__TASK MATERIAL__:
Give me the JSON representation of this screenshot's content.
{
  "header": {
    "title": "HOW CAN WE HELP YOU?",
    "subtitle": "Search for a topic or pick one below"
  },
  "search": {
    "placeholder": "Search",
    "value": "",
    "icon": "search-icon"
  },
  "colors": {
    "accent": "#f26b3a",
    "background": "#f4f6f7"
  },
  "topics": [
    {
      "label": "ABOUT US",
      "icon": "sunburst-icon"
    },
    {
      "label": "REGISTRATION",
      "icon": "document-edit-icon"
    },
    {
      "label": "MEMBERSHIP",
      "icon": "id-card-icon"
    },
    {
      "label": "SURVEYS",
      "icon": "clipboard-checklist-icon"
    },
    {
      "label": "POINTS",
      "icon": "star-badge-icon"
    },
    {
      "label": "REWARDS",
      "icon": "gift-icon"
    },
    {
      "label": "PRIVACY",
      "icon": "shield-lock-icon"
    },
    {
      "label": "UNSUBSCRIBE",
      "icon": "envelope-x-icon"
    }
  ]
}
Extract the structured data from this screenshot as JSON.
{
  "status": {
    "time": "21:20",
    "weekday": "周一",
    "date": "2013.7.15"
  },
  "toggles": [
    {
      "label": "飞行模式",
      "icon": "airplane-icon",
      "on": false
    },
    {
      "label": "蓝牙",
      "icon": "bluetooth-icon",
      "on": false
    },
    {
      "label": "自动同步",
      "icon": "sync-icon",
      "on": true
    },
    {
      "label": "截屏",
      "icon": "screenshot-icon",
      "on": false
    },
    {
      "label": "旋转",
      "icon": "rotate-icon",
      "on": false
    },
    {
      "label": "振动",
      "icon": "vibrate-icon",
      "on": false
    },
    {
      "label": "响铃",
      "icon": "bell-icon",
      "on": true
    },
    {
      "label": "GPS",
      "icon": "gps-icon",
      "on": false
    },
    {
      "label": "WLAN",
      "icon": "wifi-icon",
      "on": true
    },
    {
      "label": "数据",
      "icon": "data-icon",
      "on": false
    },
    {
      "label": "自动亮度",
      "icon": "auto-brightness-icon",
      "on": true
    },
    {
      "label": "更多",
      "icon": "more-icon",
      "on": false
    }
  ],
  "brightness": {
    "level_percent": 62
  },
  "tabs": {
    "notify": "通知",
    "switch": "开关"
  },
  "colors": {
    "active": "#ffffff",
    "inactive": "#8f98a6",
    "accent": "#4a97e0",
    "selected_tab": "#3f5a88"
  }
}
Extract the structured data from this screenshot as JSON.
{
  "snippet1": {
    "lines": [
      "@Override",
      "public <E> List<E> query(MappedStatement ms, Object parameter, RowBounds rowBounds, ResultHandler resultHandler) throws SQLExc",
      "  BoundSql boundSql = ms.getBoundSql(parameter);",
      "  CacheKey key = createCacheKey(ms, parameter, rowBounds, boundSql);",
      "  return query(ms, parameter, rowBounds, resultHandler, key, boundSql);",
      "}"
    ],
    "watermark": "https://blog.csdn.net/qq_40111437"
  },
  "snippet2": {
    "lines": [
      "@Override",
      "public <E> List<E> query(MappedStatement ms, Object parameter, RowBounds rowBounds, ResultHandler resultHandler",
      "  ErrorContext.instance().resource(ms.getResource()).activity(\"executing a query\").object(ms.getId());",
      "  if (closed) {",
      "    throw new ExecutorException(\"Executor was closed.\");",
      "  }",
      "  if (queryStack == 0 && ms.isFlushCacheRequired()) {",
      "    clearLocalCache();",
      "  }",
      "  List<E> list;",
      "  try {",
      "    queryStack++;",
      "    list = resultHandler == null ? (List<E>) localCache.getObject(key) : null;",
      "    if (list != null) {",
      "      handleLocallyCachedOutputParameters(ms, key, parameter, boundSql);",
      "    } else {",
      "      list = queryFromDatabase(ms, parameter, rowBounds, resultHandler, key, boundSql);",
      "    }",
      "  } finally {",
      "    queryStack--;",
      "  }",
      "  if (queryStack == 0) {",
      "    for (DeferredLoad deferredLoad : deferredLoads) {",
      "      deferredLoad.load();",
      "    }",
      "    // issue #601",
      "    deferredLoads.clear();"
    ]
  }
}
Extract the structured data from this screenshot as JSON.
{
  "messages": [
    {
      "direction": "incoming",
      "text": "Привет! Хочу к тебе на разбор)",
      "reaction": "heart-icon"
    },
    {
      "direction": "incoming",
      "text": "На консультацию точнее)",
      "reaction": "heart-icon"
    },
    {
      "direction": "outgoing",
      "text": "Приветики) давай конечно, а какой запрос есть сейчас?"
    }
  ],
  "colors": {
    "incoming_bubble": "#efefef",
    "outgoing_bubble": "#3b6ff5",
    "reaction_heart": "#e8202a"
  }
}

__PROBLEM DESCRIPTION__:
Report how many lines of the records above contain the word "public", and give only that number.

__OUTPUT BELOW__:
2